**TASK REQUIREMENTS:** Work out the number of lines in the listing that include the string "Protocol". Reply with that number alone.

**GIVEN RECORDS:**

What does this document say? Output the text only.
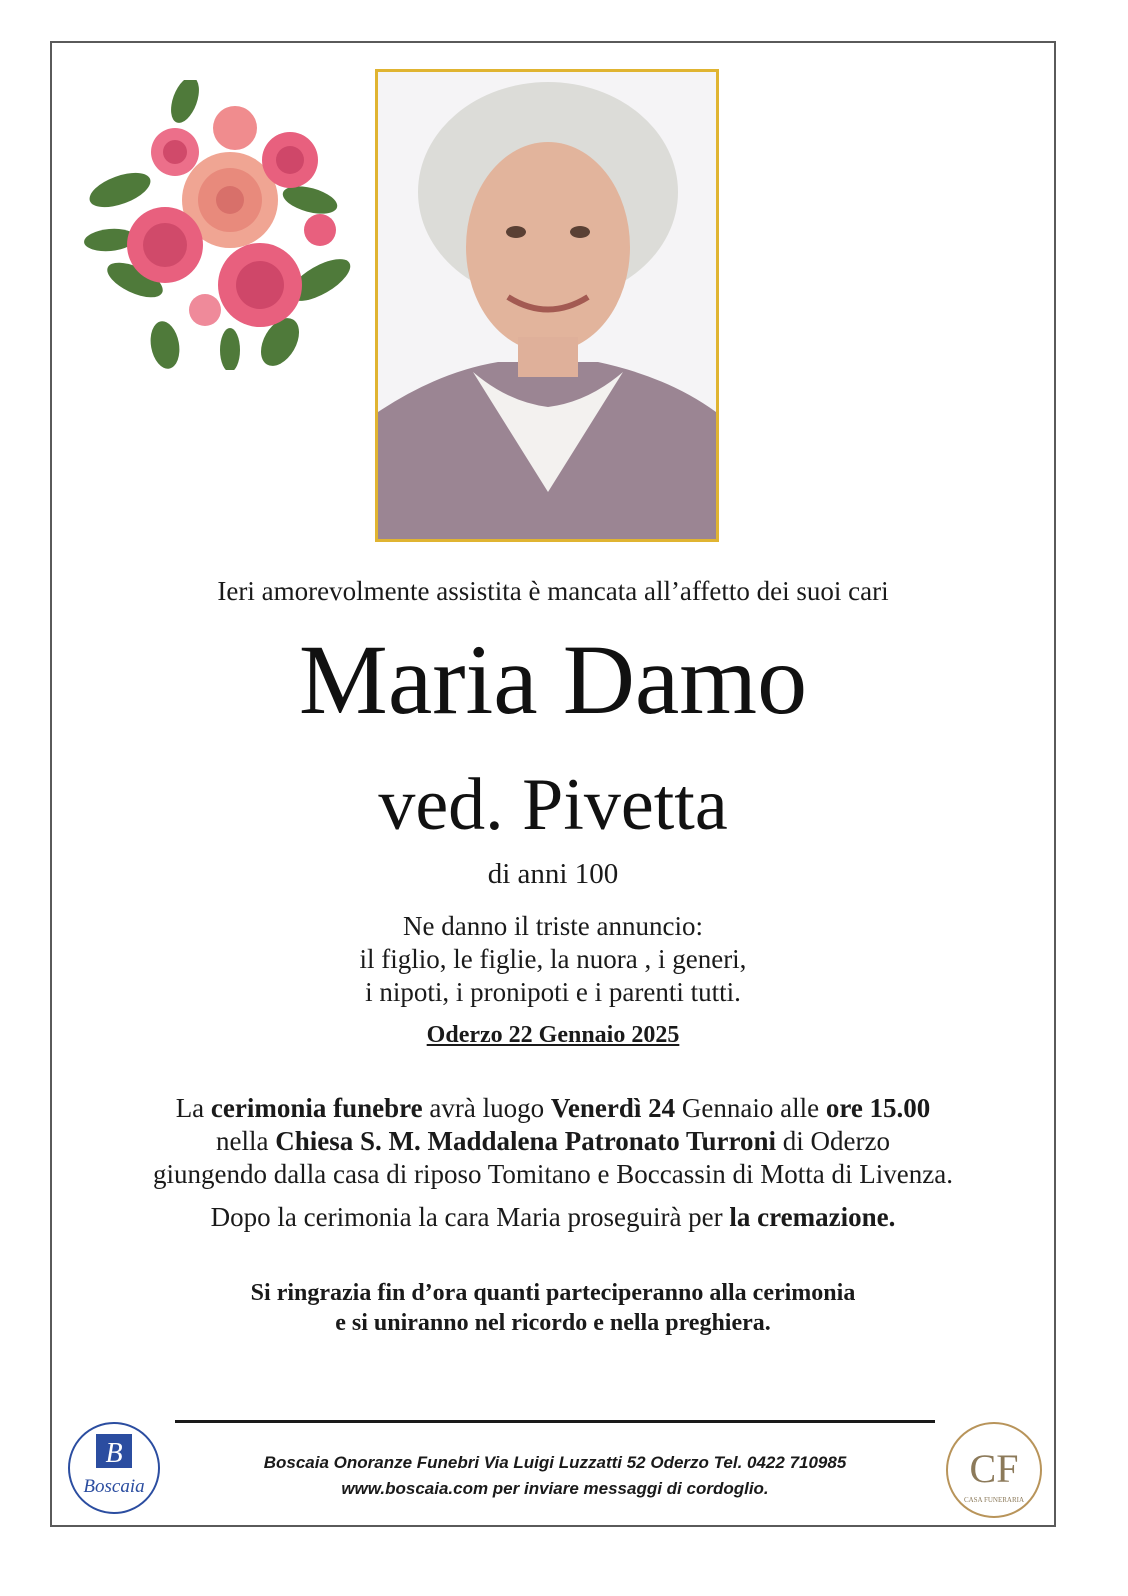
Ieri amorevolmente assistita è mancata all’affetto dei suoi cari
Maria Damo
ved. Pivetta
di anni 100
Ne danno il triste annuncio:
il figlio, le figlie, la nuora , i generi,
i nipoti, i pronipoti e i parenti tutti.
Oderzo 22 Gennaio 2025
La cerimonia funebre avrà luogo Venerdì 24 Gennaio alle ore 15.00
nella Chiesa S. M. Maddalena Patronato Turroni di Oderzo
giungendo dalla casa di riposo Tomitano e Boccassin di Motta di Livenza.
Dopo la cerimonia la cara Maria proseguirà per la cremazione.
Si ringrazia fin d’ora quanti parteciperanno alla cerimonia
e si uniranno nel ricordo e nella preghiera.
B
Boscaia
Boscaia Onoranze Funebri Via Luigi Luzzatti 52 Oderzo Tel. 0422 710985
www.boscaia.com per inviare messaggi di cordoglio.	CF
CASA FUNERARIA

* * *

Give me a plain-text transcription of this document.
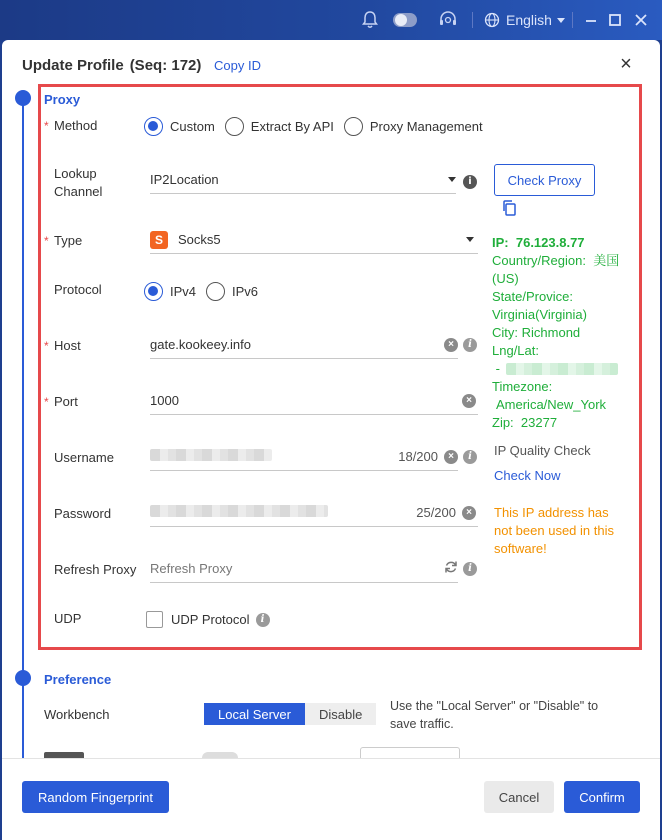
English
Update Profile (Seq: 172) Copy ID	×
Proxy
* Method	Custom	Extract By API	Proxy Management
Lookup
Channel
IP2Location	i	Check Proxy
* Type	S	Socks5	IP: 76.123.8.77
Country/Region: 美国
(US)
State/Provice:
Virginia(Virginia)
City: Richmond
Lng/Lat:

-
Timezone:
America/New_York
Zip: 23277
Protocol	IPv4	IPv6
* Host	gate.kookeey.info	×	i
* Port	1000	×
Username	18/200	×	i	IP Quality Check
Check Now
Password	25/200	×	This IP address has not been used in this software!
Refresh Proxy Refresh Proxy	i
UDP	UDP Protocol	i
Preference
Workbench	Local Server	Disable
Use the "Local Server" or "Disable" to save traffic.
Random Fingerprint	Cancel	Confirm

**IN RESPONSE:** 2